> [Challenge]: Locate every line in the records below that holds the word "your" and return each one.

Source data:
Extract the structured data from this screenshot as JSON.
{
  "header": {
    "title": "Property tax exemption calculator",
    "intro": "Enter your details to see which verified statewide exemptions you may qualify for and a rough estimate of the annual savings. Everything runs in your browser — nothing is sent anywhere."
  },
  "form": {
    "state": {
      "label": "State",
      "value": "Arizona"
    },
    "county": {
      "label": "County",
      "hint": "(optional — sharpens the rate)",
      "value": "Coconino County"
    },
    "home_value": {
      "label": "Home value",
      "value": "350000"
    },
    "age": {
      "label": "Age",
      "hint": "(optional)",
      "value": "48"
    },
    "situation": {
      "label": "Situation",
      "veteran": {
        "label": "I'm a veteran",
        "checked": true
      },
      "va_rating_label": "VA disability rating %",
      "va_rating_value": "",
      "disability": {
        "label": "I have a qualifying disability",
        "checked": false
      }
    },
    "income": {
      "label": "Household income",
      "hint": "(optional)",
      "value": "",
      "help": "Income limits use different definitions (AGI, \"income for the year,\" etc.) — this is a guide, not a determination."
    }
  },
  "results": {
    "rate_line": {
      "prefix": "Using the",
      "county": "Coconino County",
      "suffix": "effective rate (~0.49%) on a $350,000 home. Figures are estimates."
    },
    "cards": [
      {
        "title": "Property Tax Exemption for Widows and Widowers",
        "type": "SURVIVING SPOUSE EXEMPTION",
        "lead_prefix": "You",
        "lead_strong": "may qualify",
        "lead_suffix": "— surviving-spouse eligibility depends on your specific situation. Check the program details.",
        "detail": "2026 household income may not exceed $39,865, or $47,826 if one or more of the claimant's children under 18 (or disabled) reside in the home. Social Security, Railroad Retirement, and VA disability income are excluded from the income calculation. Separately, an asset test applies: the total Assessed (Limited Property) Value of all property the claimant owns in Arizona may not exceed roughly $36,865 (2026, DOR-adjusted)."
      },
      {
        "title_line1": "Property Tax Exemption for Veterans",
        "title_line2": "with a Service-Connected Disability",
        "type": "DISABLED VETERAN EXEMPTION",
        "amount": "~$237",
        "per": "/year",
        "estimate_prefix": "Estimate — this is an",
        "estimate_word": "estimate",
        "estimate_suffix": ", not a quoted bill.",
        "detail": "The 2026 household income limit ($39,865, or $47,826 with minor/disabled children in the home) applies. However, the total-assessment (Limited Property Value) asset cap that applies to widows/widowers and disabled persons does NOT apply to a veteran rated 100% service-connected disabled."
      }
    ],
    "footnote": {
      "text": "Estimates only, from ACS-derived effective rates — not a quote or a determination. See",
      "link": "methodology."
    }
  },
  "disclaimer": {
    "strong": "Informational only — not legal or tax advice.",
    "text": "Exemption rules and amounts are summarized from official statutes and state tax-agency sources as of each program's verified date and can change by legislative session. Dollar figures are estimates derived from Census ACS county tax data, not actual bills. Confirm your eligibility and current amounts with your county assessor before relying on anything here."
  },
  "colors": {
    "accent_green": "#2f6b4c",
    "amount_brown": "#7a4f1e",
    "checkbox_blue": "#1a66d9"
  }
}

> [Correct result]:
    "intro": "Enter your details to see which verified statewide exemptions you may qualify for and a rough estimate of the annual savings. Everything runs in your browser — nothing is sent anywhere."
        "lead_suffix": "— surviving-spouse eligibility depends on your specific situation. Check the program details.",
    "text": "Exemption rules and amounts are summarized from official statutes and state tax-agency sources as of each program's verified date and can change by legislative session. Dollar figures are estimates derived from Census ACS county tax data, not actual bills. Confirm your eligibility and current amounts with your county assessor before relying on anything here."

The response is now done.